[[ Exercise material open ]]

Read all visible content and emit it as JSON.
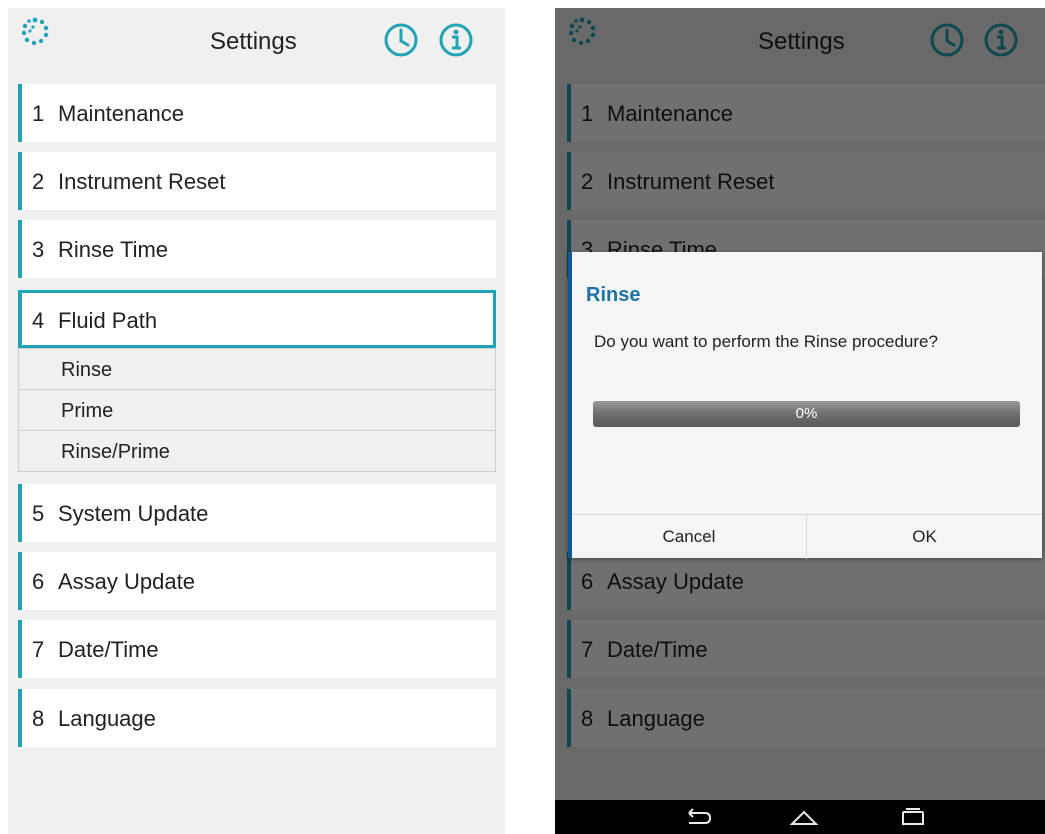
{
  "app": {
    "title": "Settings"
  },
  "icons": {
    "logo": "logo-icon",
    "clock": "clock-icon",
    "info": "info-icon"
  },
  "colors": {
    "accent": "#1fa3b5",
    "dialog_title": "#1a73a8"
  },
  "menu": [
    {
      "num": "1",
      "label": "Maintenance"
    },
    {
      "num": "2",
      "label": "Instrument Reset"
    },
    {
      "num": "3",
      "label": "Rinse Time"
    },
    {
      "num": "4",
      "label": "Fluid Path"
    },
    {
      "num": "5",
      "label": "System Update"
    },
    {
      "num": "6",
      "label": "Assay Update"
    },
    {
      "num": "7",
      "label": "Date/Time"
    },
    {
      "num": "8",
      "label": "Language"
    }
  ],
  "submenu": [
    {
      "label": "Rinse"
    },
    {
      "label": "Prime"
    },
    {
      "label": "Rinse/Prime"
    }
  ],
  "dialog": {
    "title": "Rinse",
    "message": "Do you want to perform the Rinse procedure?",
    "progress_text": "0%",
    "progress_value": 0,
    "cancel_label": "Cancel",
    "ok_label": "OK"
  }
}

[[ Exercise material closed ]]

## Work task
Look over the records above, and wherever a line contains the string "Rinse", copy that line.

## Output
      "label": "Rinse Time"
      "label": "Rinse"
      "label": "Rinse/Prime"
    "title": "Rinse",
    "message": "Do you want to perform the Rinse procedure?",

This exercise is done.